> **Directive**: Recast all of the material below as a two-column CSV headed text and answer, with each text and its answer on a row of their own. Put each value in a single quoted field, with line breaks turned into spaces.

> **Given information**:
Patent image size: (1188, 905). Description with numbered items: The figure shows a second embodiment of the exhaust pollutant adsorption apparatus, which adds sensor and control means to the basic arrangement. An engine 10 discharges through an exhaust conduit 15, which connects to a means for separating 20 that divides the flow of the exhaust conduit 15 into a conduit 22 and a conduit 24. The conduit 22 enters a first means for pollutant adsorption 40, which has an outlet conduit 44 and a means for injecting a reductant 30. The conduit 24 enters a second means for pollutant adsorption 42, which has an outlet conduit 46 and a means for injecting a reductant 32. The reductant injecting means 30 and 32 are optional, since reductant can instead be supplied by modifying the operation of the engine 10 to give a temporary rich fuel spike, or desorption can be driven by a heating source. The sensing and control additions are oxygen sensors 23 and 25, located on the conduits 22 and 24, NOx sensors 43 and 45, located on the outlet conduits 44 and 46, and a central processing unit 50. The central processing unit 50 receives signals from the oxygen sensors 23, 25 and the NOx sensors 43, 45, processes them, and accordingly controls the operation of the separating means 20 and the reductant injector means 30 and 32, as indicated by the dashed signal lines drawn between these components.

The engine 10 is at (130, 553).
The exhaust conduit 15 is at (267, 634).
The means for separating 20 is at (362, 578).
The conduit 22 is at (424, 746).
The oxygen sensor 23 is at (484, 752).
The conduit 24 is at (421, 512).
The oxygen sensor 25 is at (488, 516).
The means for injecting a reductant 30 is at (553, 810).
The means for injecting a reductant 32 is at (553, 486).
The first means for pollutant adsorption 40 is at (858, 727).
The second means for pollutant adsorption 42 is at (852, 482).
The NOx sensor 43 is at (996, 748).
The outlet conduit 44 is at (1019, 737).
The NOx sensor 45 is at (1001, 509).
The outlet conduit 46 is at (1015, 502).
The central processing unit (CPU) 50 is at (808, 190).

> **Output of the exercise**:
text,answer
"Patent image size: (1188, 905). Description with numbered items: The figure shows a second embodiment of the exhaust pollutant adsorption apparatus, which adds sensor and control means to the basic arrangement. An engine 10 discharges through an exhaust conduit 15, which connects to a means for separating 20 that divides the flow of the exhaust conduit 15 into a conduit 22 and a conduit 24. The conduit 22 enters a first means for pollutant adsorption 40, which has an outlet conduit 44 and a means for injecting a reductant 30. The conduit 24 enters a second means for pollutant adsorption 42, which has an outlet conduit 46 and a means for injecting a reductant 32. The reductant injecting means 30 and 32 are optional, since reductant can instead be supplied by modifying the operation of the engine 10 to give a temporary rich fuel spike, or desorption can be driven by a heating source. The sensing and control additions are oxygen sensors 23 and 25, located on the conduits 22 and 24, NOx sensors 43 and 45, located on the outlet conduits 44 and 46, and a central processing unit 50. The central processing unit 50 receives signals from the oxygen sensors 23, 25 and the NOx sensors 43, 45, processes them, and accordingly controls the operation of the separating means 20 and the reductant injector means 30 and 32, as indicated by the dashed signal lines drawn between these components.","The engine 10 is at (130, 553). The exhaust conduit 15 is at (267, 634). The means for separating 20 is at (362, 578). The conduit 22 is at (424, 746). The oxygen sensor 23 is at (484, 752). The conduit 24 is at (421, 512). The oxygen sensor 25 is at (488, 516). The means for injecting a reductant 30 is at (553, 810). The means for injecting a reductant 32 is at (553, 486). The first means for pollutant adsorption 40 is at (858, 727). The second means for pollutant adsorption 42 is at (852, 482). The NOx sensor 43 is at (996, 748). The outlet conduit 44 is at (1019, 737). The NOx sensor 45 is at (1001, 509). The outlet conduit 46 is at (1015, 502). The central processing unit (CPU) 50 is at (808, 190)."